WRITTEN REQUEST:
List each line of the data in which the string "object" appears.

MATERIAL SUPPLIED start

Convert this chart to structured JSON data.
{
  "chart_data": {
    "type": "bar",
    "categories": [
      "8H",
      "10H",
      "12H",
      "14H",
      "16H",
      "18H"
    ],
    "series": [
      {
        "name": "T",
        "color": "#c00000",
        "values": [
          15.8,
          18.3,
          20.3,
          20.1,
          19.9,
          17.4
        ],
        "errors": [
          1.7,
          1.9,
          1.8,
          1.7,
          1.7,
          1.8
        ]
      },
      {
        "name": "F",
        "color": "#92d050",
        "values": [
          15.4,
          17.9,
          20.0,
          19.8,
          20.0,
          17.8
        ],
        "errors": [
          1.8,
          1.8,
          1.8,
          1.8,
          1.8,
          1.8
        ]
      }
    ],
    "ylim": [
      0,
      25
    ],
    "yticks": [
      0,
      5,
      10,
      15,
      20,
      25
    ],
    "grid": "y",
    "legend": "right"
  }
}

MATERIAL SUPPLIED end
MATERIAL SUPPLIED start

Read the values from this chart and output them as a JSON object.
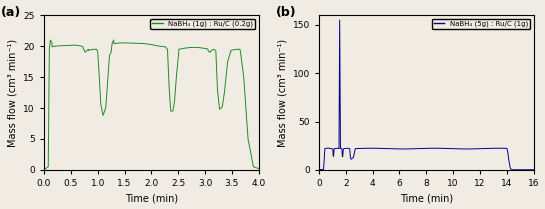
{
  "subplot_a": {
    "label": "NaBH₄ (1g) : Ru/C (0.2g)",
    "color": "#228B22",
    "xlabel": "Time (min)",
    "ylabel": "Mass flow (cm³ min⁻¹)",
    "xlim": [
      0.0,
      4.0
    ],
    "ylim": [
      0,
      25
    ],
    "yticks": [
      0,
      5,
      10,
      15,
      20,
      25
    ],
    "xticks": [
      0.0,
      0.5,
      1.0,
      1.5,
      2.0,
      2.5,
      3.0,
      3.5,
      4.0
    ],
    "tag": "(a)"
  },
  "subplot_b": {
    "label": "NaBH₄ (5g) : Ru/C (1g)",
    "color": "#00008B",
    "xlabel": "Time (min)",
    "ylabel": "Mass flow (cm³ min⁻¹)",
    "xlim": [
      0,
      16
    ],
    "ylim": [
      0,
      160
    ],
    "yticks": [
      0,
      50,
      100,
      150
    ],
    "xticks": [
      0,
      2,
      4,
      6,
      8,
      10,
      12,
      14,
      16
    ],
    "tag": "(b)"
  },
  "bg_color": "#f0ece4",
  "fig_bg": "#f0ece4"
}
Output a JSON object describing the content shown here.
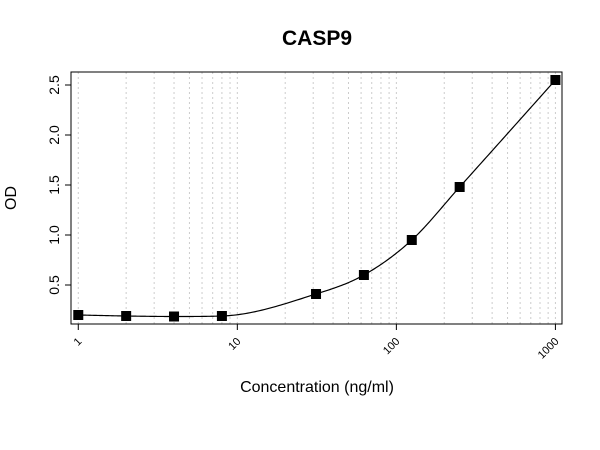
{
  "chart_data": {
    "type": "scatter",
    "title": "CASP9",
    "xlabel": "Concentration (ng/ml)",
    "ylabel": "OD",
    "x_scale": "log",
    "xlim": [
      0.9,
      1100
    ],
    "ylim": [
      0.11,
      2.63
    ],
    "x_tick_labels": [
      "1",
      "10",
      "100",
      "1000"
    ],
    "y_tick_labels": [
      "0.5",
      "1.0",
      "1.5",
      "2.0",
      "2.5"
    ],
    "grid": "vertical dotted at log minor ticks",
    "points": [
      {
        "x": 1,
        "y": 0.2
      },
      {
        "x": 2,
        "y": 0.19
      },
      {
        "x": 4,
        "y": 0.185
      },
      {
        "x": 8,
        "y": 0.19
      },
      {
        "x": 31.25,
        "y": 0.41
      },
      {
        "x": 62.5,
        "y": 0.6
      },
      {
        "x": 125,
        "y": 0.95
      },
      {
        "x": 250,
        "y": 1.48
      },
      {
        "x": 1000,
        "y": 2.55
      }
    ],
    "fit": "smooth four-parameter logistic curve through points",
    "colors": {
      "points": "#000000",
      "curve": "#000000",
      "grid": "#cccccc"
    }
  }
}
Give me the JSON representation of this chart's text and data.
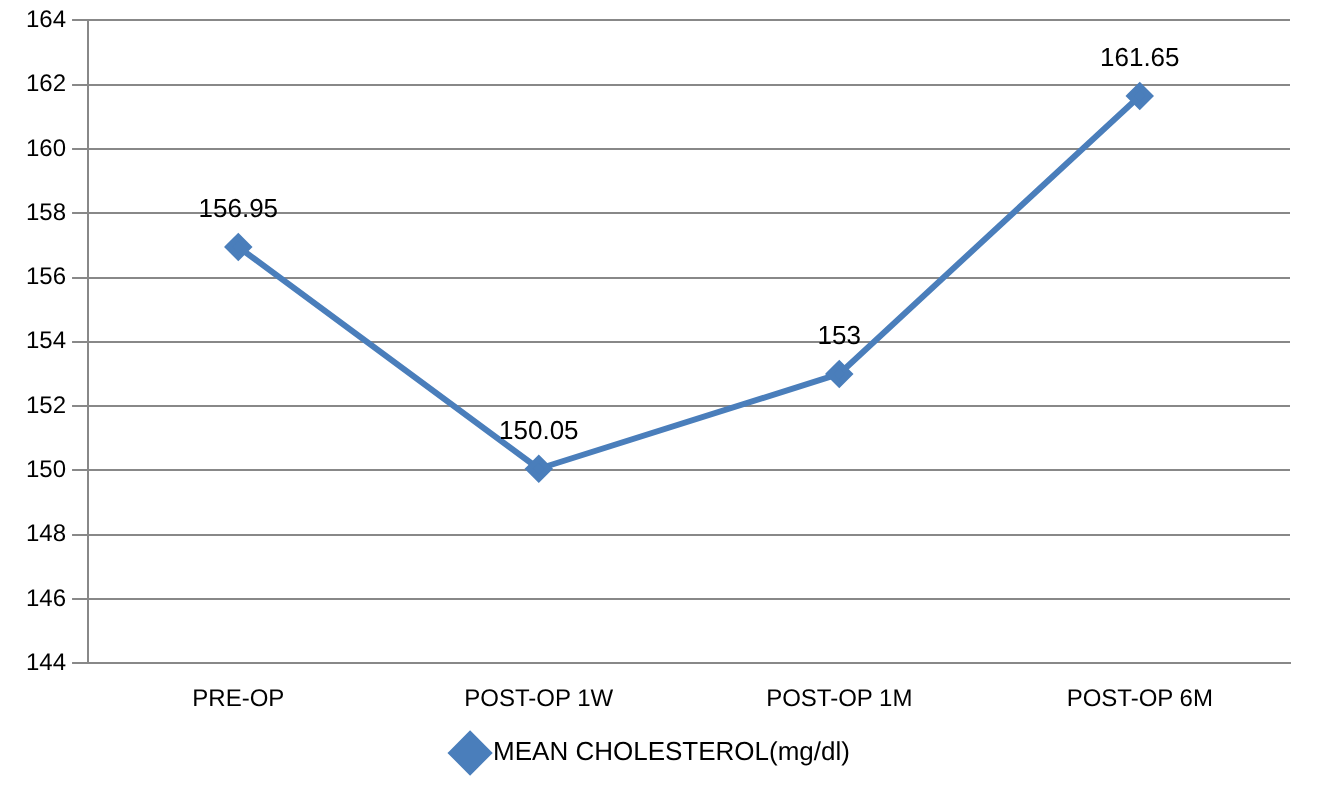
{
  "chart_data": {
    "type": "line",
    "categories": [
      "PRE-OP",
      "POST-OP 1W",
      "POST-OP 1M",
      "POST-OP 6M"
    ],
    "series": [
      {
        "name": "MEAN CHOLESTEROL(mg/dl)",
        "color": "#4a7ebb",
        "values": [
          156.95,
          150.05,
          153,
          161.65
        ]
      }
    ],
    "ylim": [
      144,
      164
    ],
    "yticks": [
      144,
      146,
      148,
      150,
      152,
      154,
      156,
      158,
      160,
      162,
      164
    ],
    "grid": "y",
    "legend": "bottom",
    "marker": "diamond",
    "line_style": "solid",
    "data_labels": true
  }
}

MATERIAL SUPPLIED end
MATERIAL SUPPLIED start

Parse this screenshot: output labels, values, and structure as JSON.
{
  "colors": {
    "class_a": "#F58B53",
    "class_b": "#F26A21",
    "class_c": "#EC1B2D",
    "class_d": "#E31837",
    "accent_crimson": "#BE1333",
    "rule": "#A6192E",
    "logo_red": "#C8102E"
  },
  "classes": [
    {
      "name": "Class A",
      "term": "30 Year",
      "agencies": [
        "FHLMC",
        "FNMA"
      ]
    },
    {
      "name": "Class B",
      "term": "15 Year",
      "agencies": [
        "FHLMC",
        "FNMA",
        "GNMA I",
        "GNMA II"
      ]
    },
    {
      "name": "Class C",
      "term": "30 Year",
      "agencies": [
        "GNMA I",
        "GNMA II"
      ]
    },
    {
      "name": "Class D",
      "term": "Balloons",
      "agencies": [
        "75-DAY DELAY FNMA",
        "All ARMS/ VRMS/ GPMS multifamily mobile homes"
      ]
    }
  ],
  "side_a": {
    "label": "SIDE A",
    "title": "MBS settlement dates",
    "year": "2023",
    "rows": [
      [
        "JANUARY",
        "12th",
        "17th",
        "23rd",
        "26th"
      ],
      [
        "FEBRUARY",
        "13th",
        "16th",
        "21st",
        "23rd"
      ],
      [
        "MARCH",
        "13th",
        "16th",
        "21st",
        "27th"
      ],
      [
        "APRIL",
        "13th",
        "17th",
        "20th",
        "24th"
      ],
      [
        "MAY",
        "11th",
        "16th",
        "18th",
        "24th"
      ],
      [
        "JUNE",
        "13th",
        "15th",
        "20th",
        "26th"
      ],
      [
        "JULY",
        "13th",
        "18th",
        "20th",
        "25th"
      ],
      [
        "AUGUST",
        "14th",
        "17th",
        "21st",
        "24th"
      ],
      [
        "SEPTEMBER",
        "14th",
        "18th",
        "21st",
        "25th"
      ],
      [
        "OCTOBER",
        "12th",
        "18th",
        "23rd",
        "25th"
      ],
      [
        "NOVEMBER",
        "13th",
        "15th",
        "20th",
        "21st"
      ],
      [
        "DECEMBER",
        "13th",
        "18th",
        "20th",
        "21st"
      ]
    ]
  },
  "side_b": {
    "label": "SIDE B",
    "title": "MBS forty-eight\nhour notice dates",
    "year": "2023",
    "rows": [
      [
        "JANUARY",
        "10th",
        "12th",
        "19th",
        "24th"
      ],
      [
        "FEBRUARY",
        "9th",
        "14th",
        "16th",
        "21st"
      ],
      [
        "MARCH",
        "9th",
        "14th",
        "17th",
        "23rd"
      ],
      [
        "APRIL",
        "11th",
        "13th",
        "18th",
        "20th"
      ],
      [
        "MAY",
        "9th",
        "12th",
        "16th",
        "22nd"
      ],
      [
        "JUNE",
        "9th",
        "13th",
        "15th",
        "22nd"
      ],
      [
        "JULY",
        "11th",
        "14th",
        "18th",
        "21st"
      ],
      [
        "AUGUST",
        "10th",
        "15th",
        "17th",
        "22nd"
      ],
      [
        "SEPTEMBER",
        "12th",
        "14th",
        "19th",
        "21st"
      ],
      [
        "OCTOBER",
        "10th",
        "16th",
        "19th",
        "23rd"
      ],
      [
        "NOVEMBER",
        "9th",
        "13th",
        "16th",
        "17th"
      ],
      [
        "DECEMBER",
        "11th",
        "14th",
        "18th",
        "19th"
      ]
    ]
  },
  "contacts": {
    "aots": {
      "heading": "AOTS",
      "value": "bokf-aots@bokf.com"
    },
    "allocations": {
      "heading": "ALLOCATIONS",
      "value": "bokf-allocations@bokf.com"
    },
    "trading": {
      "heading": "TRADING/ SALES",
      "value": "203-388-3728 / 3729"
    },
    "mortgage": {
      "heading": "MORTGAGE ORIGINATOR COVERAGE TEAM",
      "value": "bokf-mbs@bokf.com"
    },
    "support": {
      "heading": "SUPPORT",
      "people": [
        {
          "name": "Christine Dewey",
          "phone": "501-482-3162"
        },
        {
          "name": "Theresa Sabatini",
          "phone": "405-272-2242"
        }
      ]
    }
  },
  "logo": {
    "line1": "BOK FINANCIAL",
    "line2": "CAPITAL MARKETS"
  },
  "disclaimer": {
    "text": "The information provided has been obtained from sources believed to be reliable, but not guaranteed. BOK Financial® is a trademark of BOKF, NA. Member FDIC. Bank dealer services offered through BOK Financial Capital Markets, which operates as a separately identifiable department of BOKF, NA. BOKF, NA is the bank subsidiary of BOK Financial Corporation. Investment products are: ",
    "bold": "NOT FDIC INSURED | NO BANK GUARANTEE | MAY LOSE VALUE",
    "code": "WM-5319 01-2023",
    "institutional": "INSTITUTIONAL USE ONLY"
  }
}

MATERIAL SUPPLIED end

RESPONSE TO THIS TASK:
Read the values from this chart and output them as a JSON object.
Output a JSON object describing the content shown here.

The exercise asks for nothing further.